:: Text to read
Time Series Analysis

by Karl Anton Retumban

Posted on 2020-10-27



Time series analysis is a set of techniques and methods in analyzing data points ordered by time. A sequenced observations or data points ordered or indexed by time is called time series data. Some examples of a time series data are monthly sales, quarterly GDP of the Philippines, hourly stock prices of PSEi indices, daily Peso-Dollar exchange rate and annual rainfall in Manila.

 

 

 

Various techniques and methods are available in the time series analysis domain in relation to extracting insights, determining relationships and explaining an underlying phenomenon. Depending on the goal, we can take on various approach in solving a problem. These are the different main objectives of time series analysis.

 

1.    Description

2.    Modeling

3.    Forecasting

4.    Signal Extraction

 

Description are methods that basically describes and summarizes the time series data. It is done mainly by constructing plots and charts of the time series data and computing descriptive statistics that essentially characterizes the series.

 

Modeling are set of techniques that captures the underlying phenomena that produced the data using stochastic models. It discovers the mechanism and describes the stochastic process by which the data are generated. Through modeling, we estimate various parameters depending on the characteristic of the time series data.

 

Forecasting is the prediction of future values using a set of historical data previously observed through time.  The future behavior of the time series data can be estimated using the patterns and information derived from current and past observations.

 

Signal extraction refers to the process of filtering and extracting hidden signals or essential information from the time series data which were distorted by noise and outlying observations.
::::
:: Recorded data
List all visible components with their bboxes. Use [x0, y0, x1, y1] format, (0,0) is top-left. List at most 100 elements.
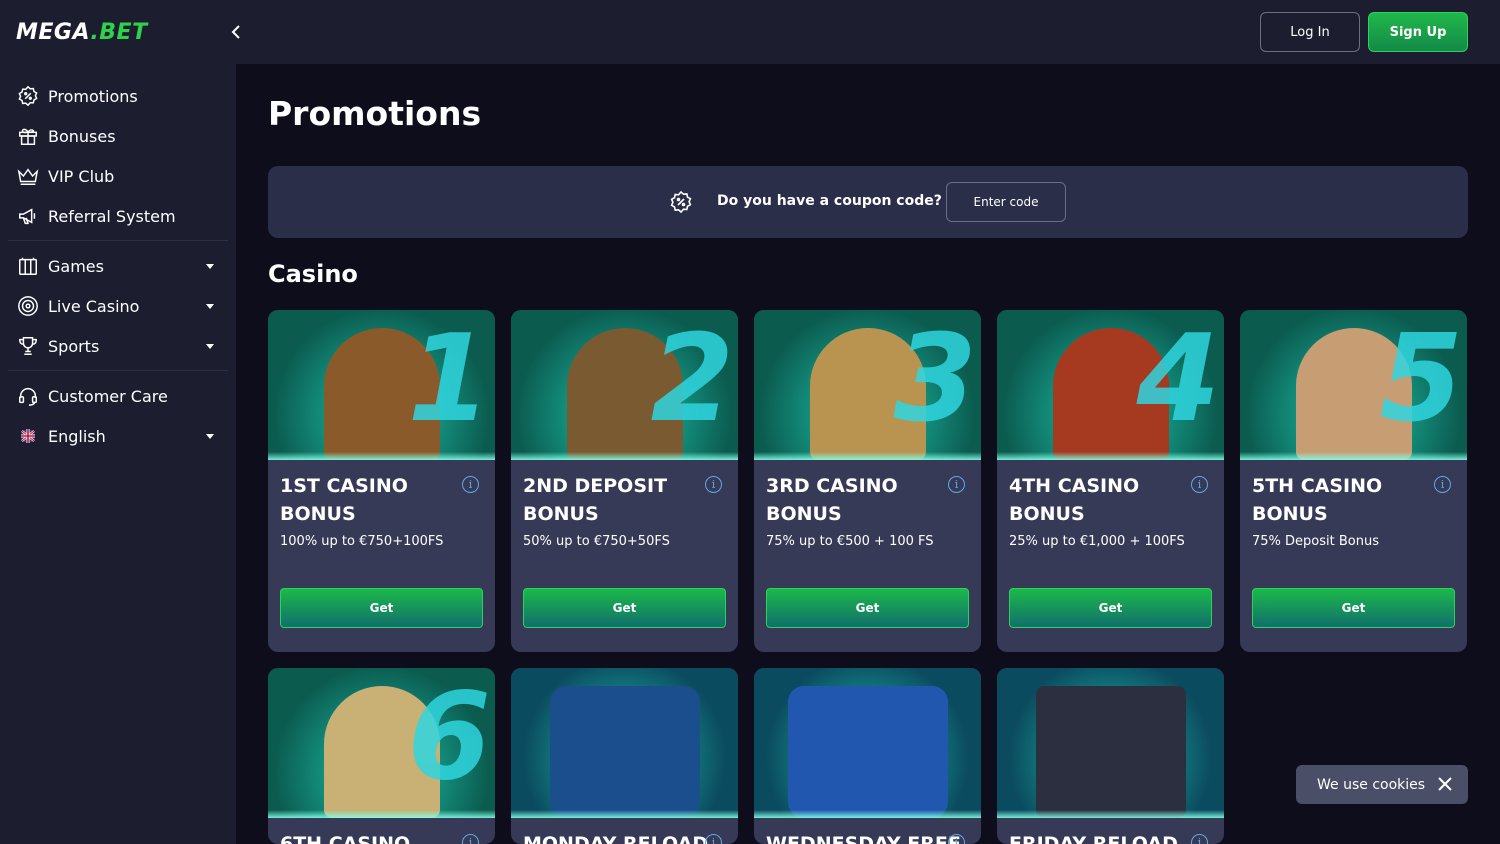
::::
Things to do
- A) From the time series analysis post, transcribe the passage between "3.    Forecasting" and "characterizes the series.", inclusive.
- B) Answer these questions using the time series analysis post:
(i) On what date was the post published?
(ii) How is description mainly carried out?
(iii) According to the post, what has distorted the hidden signals that signal extraction recovers?
- C) List every example of time series data that the time series analysis post gives.

Expected outputs
- A)
3.    Forecasting

4.    Signal Extraction

 

Description are methods that basically describes and summarizes the time series data. It is done mainly by constructing plots and charts of the time series data and computing descriptive statistics that essentially characterizes the series.

- B)
(i) 2020-10-27
(ii) By constructing plots and charts of the time series data and computing descriptive statistics that characterize the series.
(iii) Noise and outlying observations.

- C)
- Monthly sales
- Quarterly GDP of the Philippines
- Hourly stock prices of PSEi indices
- Daily Peso-Dollar exchange rate
- Annual rainfall in Manila